**Your objective**:
State the number of lines that include the string "grades", and write nothing else.

Dataset items

###

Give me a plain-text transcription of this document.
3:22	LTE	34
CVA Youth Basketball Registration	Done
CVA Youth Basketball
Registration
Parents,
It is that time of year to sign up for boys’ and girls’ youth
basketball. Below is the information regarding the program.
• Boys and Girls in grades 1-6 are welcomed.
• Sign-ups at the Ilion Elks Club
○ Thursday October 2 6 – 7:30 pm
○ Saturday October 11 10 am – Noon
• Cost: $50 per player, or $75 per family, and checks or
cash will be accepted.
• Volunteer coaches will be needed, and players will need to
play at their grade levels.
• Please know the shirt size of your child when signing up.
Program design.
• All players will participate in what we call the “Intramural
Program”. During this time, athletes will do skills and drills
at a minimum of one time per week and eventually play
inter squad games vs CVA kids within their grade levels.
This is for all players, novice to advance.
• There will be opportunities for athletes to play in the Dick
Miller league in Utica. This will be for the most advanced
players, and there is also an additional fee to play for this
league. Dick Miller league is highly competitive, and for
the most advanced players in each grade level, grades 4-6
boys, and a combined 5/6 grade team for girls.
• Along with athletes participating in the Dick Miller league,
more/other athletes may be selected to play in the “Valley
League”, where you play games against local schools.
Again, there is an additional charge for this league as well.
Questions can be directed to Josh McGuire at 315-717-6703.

###

**Output below**:
2